Aim: Quote the listing below in its entirety.

[Records excerpted from a collection]
* * * *
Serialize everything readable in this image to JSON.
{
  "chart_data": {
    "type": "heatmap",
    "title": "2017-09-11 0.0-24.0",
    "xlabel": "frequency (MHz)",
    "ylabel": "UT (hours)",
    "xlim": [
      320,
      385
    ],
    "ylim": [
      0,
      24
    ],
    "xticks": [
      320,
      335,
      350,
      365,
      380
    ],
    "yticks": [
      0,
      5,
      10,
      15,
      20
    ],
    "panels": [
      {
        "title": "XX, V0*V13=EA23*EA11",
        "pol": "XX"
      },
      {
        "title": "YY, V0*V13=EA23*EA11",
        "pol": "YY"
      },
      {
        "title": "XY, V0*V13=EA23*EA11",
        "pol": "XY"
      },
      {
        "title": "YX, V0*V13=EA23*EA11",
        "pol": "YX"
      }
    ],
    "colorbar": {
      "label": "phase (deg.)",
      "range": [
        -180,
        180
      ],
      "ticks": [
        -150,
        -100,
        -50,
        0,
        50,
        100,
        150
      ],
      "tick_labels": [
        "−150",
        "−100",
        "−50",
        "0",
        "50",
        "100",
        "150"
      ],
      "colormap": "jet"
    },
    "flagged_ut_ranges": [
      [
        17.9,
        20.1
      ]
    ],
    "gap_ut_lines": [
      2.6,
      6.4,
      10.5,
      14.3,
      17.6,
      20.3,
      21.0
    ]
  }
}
* * * *
Solution to this task:
Serialize everything readable in this image to JSON.
{
  "chart_data": {
    "type": "heatmap",
    "title": "2017-09-11 0.0-24.0",
    "xlabel": "frequency (MHz)",
    "ylabel": "UT (hours)",
    "xlim": [
      320,
      385
    ],
    "ylim": [
      0,
      24
    ],
    "xticks": [
      320,
      335,
      350,
      365,
      380
    ],
    "yticks": [
      0,
      5,
      10,
      15,
      20
    ],
    "panels": [
      {
        "title": "XX, V0*V13=EA23*EA11",
        "pol": "XX"
      },
      {
        "title": "YY, V0*V13=EA23*EA11",
        "pol": "YY"
      },
      {
        "title": "XY, V0*V13=EA23*EA11",
        "pol": "XY"
      },
      {
        "title": "YX, V0*V13=EA23*EA11",
        "pol": "YX"
      }
    ],
    "colorbar": {
      "label": "phase (deg.)",
      "range": [
        -180,
        180
      ],
      "ticks": [
        -150,
        -100,
        -50,
        0,
        50,
        100,
        150
      ],
      "tick_labels": [
        "−150",
        "−100",
        "−50",
        "0",
        "50",
        "100",
        "150"
      ],
      "colormap": "jet"
    },
    "flagged_ut_ranges": [
      [
        17.9,
        20.1
      ]
    ],
    "gap_ut_lines": [
      2.6,
      6.4,
      10.5,
      14.3,
      17.6,
      20.3,
      21.0
    ]
  }
}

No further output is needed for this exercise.